(Saved data entries)

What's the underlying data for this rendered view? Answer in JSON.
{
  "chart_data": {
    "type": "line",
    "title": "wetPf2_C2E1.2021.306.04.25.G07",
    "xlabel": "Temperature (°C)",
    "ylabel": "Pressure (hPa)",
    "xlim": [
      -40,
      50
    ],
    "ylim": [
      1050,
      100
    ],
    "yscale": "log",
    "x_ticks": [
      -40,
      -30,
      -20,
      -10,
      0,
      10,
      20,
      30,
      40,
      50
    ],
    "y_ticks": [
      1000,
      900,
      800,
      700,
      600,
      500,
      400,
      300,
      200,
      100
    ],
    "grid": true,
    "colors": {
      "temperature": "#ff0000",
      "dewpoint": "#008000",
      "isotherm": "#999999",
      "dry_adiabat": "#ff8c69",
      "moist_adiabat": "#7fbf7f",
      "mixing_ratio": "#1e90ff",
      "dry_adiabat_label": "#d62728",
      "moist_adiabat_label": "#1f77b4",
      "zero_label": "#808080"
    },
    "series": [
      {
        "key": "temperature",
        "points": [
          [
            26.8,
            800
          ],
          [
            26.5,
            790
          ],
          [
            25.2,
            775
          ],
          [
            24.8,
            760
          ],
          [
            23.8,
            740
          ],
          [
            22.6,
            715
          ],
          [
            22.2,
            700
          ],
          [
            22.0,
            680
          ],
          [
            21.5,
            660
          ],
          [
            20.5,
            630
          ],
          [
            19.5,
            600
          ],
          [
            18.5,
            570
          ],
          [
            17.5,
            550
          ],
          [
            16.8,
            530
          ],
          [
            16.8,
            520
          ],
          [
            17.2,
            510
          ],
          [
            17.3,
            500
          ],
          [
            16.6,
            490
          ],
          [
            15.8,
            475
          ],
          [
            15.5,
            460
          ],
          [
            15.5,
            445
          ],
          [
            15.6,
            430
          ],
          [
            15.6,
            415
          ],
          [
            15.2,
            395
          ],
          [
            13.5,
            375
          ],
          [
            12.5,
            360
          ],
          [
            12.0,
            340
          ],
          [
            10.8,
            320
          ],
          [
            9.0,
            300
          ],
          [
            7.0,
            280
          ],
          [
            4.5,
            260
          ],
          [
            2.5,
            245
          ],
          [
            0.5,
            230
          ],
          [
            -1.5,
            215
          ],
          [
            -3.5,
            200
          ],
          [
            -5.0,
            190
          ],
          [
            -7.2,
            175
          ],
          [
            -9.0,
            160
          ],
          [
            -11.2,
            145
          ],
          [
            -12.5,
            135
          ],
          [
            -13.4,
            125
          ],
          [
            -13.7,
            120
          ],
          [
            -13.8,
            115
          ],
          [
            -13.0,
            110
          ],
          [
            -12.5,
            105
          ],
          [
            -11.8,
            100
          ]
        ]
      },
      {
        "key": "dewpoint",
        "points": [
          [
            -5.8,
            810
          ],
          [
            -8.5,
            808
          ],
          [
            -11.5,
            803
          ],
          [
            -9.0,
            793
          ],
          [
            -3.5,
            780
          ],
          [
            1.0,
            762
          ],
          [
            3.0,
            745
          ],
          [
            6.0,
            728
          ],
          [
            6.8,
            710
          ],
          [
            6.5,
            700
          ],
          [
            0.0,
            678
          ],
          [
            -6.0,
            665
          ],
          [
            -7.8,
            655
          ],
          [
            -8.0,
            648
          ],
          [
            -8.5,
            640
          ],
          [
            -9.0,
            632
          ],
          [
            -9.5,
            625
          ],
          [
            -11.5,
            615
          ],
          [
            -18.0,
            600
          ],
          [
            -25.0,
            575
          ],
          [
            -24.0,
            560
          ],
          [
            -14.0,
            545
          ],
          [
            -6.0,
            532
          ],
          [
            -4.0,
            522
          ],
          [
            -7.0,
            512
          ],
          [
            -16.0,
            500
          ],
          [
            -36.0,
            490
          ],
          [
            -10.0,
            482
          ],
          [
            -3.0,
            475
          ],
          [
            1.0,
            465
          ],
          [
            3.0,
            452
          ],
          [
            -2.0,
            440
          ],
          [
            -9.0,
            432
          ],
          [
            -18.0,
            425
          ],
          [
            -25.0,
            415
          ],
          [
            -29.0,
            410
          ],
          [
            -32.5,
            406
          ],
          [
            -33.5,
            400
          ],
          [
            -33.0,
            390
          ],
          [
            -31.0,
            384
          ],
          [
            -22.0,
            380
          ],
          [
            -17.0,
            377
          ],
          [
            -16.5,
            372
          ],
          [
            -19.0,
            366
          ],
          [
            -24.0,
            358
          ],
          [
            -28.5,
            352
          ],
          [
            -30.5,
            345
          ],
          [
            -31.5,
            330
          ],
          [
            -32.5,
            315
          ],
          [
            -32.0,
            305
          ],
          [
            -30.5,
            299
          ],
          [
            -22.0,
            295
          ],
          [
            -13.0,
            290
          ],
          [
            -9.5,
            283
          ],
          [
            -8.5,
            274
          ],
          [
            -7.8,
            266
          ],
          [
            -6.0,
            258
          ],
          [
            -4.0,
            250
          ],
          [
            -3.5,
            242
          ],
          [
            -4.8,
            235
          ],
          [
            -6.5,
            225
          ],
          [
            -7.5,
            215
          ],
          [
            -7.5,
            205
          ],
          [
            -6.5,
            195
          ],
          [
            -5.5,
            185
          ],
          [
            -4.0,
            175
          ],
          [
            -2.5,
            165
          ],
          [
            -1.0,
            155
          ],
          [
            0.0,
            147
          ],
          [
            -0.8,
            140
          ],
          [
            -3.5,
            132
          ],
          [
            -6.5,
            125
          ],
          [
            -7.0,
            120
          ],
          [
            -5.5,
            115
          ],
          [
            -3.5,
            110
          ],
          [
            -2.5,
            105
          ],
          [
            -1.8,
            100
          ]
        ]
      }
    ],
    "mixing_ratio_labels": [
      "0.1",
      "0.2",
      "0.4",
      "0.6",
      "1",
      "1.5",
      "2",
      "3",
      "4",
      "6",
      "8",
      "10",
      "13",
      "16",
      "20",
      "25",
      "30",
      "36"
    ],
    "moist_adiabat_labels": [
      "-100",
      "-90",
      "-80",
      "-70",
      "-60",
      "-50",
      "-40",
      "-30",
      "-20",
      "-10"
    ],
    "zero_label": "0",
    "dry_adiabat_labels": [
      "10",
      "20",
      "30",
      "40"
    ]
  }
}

Problem description - Reproduce all of the entries word for word.

Completed task -
What's the underlying data for this rendered view? Answer in JSON.
{
  "chart_data": {
    "type": "line",
    "title": "wetPf2_C2E1.2021.306.04.25.G07",
    "xlabel": "Temperature (°C)",
    "ylabel": "Pressure (hPa)",
    "xlim": [
      -40,
      50
    ],
    "ylim": [
      1050,
      100
    ],
    "yscale": "log",
    "x_ticks": [
      -40,
      -30,
      -20,
      -10,
      0,
      10,
      20,
      30,
      40,
      50
    ],
    "y_ticks": [
      1000,
      900,
      800,
      700,
      600,
      500,
      400,
      300,
      200,
      100
    ],
    "grid": true,
    "colors": {
      "temperature": "#ff0000",
      "dewpoint": "#008000",
      "isotherm": "#999999",
      "dry_adiabat": "#ff8c69",
      "moist_adiabat": "#7fbf7f",
      "mixing_ratio": "#1e90ff",
      "dry_adiabat_label": "#d62728",
      "moist_adiabat_label": "#1f77b4",
      "zero_label": "#808080"
    },
    "series": [
      {
        "key": "temperature",
        "points": [
          [
            26.8,
            800
          ],
          [
            26.5,
            790
          ],
          [
            25.2,
            775
          ],
          [
            24.8,
            760
          ],
          [
            23.8,
            740
          ],
          [
            22.6,
            715
          ],
          [
            22.2,
            700
          ],
          [
            22.0,
            680
          ],
          [
            21.5,
            660
          ],
          [
            20.5,
            630
          ],
          [
            19.5,
            600
          ],
          [
            18.5,
            570
          ],
          [
            17.5,
            550
          ],
          [
            16.8,
            530
          ],
          [
            16.8,
            520
          ],
          [
            17.2,
            510
          ],
          [
            17.3,
            500
          ],
          [
            16.6,
            490
          ],
          [
            15.8,
            475
          ],
          [
            15.5,
            460
          ],
          [
            15.5,
            445
          ],
          [
            15.6,
            430
          ],
          [
            15.6,
            415
          ],
          [
            15.2,
            395
          ],
          [
            13.5,
            375
          ],
          [
            12.5,
            360
          ],
          [
            12.0,
            340
          ],
          [
            10.8,
            320
          ],
          [
            9.0,
            300
          ],
          [
            7.0,
            280
          ],
          [
            4.5,
            260
          ],
          [
            2.5,
            245
          ],
          [
            0.5,
            230
          ],
          [
            -1.5,
            215
          ],
          [
            -3.5,
            200
          ],
          [
            -5.0,
            190
          ],
          [
            -7.2,
            175
          ],
          [
            -9.0,
            160
          ],
          [
            -11.2,
            145
          ],
          [
            -12.5,
            135
          ],
          [
            -13.4,
            125
          ],
          [
            -13.7,
            120
          ],
          [
            -13.8,
            115
          ],
          [
            -13.0,
            110
          ],
          [
            -12.5,
            105
          ],
          [
            -11.8,
            100
          ]
        ]
      },
      {
        "key": "dewpoint",
        "points": [
          [
            -5.8,
            810
          ],
          [
            -8.5,
            808
          ],
          [
            -11.5,
            803
          ],
          [
            -9.0,
            793
          ],
          [
            -3.5,
            780
          ],
          [
            1.0,
            762
          ],
          [
            3.0,
            745
          ],
          [
            6.0,
            728
          ],
          [
            6.8,
            710
          ],
          [
            6.5,
            700
          ],
          [
            0.0,
            678
          ],
          [
            -6.0,
            665
          ],
          [
            -7.8,
            655
          ],
          [
            -8.0,
            648
          ],
          [
            -8.5,
            640
          ],
          [
            -9.0,
            632
          ],
          [
            -9.5,
            625
          ],
          [
            -11.5,
            615
          ],
          [
            -18.0,
            600
          ],
          [
            -25.0,
            575
          ],
          [
            -24.0,
            560
          ],
          [
            -14.0,
            545
          ],
          [
            -6.0,
            532
          ],
          [
            -4.0,
            522
          ],
          [
            -7.0,
            512
          ],
          [
            -16.0,
            500
          ],
          [
            -36.0,
            490
          ],
          [
            -10.0,
            482
          ],
          [
            -3.0,
            475
          ],
          [
            1.0,
            465
          ],
          [
            3.0,
            452
          ],
          [
            -2.0,
            440
          ],
          [
            -9.0,
            432
          ],
          [
            -18.0,
            425
          ],
          [
            -25.0,
            415
          ],
          [
            -29.0,
            410
          ],
          [
            -32.5,
            406
          ],
          [
            -33.5,
            400
          ],
          [
            -33.0,
            390
          ],
          [
            -31.0,
            384
          ],
          [
            -22.0,
            380
          ],
          [
            -17.0,
            377
          ],
          [
            -16.5,
            372
          ],
          [
            -19.0,
            366
          ],
          [
            -24.0,
            358
          ],
          [
            -28.5,
            352
          ],
          [
            -30.5,
            345
          ],
          [
            -31.5,
            330
          ],
          [
            -32.5,
            315
          ],
          [
            -32.0,
            305
          ],
          [
            -30.5,
            299
          ],
          [
            -22.0,
            295
          ],
          [
            -13.0,
            290
          ],
          [
            -9.5,
            283
          ],
          [
            -8.5,
            274
          ],
          [
            -7.8,
            266
          ],
          [
            -6.0,
            258
          ],
          [
            -4.0,
            250
          ],
          [
            -3.5,
            242
          ],
          [
            -4.8,
            235
          ],
          [
            -6.5,
            225
          ],
          [
            -7.5,
            215
          ],
          [
            -7.5,
            205
          ],
          [
            -6.5,
            195
          ],
          [
            -5.5,
            185
          ],
          [
            -4.0,
            175
          ],
          [
            -2.5,
            165
          ],
          [
            -1.0,
            155
          ],
          [
            0.0,
            147
          ],
          [
            -0.8,
            140
          ],
          [
            -3.5,
            132
          ],
          [
            -6.5,
            125
          ],
          [
            -7.0,
            120
          ],
          [
            -5.5,
            115
          ],
          [
            -3.5,
            110
          ],
          [
            -2.5,
            105
          ],
          [
            -1.8,
            100
          ]
        ]
      }
    ],
    "mixing_ratio_labels": [
      "0.1",
      "0.2",
      "0.4",
      "0.6",
      "1",
      "1.5",
      "2",
      "3",
      "4",
      "6",
      "8",
      "10",
      "13",
      "16",
      "20",
      "25",
      "30",
      "36"
    ],
    "moist_adiabat_labels": [
      "-100",
      "-90",
      "-80",
      "-70",
      "-60",
      "-50",
      "-40",
      "-30",
      "-20",
      "-10"
    ],
    "zero_label": "0",
    "dry_adiabat_labels": [
      "10",
      "20",
      "30",
      "40"
    ]
  }
}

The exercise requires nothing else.